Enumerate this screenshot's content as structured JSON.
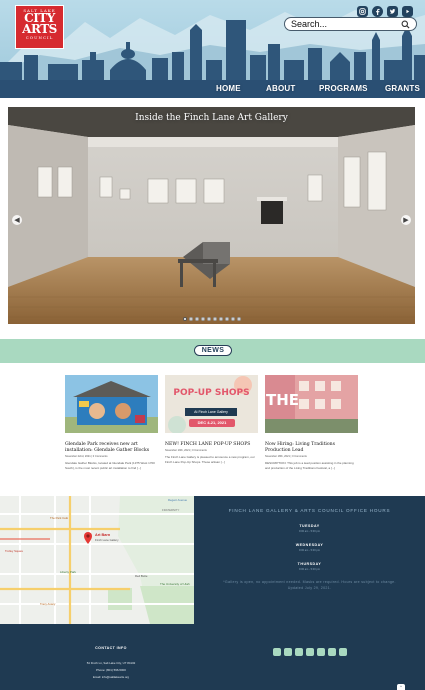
{
  "header": {
    "logo": {
      "line1": "SALT LAKE",
      "line2a": "CITY",
      "line2b": "ARTS",
      "line3": "COUNCIL"
    },
    "social_icons": [
      "instagram-icon",
      "facebook-icon",
      "twitter-icon",
      "youtube-icon"
    ],
    "search": {
      "placeholder": "Search..."
    },
    "nav": [
      {
        "label": "HOME"
      },
      {
        "label": "ABOUT"
      },
      {
        "label": "PROGRAMS"
      },
      {
        "label": "GRANTS"
      }
    ]
  },
  "slider": {
    "caption": "Inside the Finch Lane Art Gallery",
    "total_slides": 10,
    "active_slide": 1
  },
  "news": {
    "heading": "NEWS",
    "items": [
      {
        "title": "Glendale Park receives new art installation: Glendale Gather Blocks",
        "meta_date": "November 22nd, 2021",
        "meta_comments": "0 Comments",
        "excerpt": "Glendale Gather Blocks, located at Glendale Park (1375 West 1700 South), is the most recent public art installation to find [...]"
      },
      {
        "title": "NEW! FINCH LANE POP-UP SHOPS",
        "meta_date": "November 19th, 2021",
        "meta_comments": "0 Comments",
        "excerpt": "The Finch Lane Gallery is pleased to announce a new program, our Finch Lane Pop-Up Shops. These artisan [...]",
        "image_text": {
          "line1": "POP-UP SHOPS",
          "line2": "At Finch Lane Gallery",
          "line3": "DEC 4-21, 2021"
        }
      },
      {
        "title": "Now Hiring: Living Traditions Production Lead",
        "meta_date": "November 18th, 2021",
        "meta_comments": "0 Comments",
        "excerpt": "DESCRIPTION: This job is a lead position assisting in the planning and production of the Living Traditions Festival, a [...]",
        "image_text": "THE"
      }
    ]
  },
  "hours": {
    "title": "FINCH LANE GALLERY & ARTS COUNCIL OFFICE HOURS",
    "days": [
      {
        "day": "TUESDAY",
        "time": "9:00 am - 5:00 pm"
      },
      {
        "day": "WEDNESDAY",
        "time": "9:00 am - 5:00 pm"
      },
      {
        "day": "THURSDAY",
        "time": "9:00 am - 5:00 pm"
      }
    ],
    "note": "*Gallery is open, no appointment needed. Masks are required. Hours are subject to change. Updated July 29, 2021."
  },
  "map": {
    "pin_label": "Art Barn",
    "pin_sublabel": "Finch Lane Gallery",
    "labels": [
      "Regent Avenue",
      "FRATERNITY",
      "Liberty Park",
      "The University of Utah",
      "Red Butte",
      "The Park Café",
      "Trolley Square",
      "Tracy Aviary"
    ]
  },
  "footer": {
    "contact_title": "CONTACT INFO",
    "address": "54 Finch Ln, Salt Lake City, UT 84102",
    "phone": "Phone: (801) 596-5000",
    "email": "Email: info@saltlakearts.org",
    "social_icons": [
      "facebook-icon",
      "instagram-icon",
      "twitter-icon",
      "youtube-icon",
      "podcast-icon",
      "flickr-icon",
      "phone-icon"
    ]
  }
}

◇ ◇ ◇ ◇

Pick out all the lines with the word "Blocks" in them and copy them.

        "title": "Glendale Park receives new art installation: Glendale Gather Blocks",
        "excerpt": "Glendale Gather Blocks, located at Glendale Park (1375 West 1700 South), is the most recent public art installation to find [...]"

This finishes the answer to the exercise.